Your goal
Pictures aside, quote the whole listing exactly.

Dataset excerpts
###

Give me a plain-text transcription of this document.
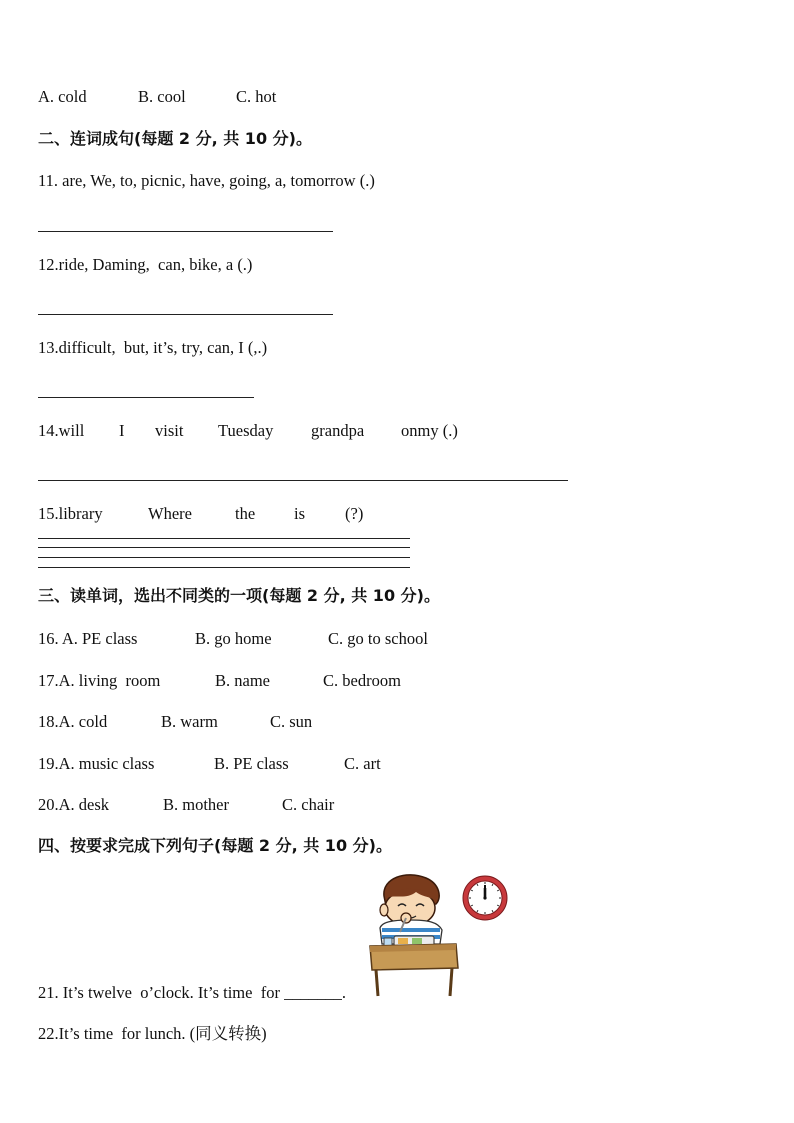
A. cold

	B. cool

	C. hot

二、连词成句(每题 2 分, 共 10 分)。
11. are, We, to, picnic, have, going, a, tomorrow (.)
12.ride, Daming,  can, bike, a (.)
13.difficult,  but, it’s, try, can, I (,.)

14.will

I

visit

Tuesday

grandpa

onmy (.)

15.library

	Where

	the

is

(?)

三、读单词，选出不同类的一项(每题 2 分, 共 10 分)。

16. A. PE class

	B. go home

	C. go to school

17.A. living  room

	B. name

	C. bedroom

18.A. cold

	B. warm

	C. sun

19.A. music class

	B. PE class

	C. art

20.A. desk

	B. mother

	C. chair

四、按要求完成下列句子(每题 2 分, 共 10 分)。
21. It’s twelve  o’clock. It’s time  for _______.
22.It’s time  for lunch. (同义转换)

###

The reply
Give me a plain-text transcription of this document.
A. cold

	B. cool

	C. hot

二、连词成句(每题 2 分, 共 10 分)。
11. are, We, to, picnic, have, going, a, tomorrow (.)
12.ride, Daming,  can, bike, a (.)
13.difficult,  but, it’s, try, can, I (,.)

14.will

I

visit

Tuesday

grandpa

onmy (.)

15.library

	Where

	the

is

(?)

三、读单词，选出不同类的一项(每题 2 分, 共 10 分)。

16. A. PE class

	B. go home

	C. go to school

17.A. living  room

	B. name

	C. bedroom

18.A. cold

	B. warm

	C. sun

19.A. music class

	B. PE class

	C. art

20.A. desk

	B. mother

	C. chair

四、按要求完成下列句子(每题 2 分, 共 10 分)。
21. It’s twelve  o’clock. It’s time  for _______.
22.It’s time  for lunch. (同义转换)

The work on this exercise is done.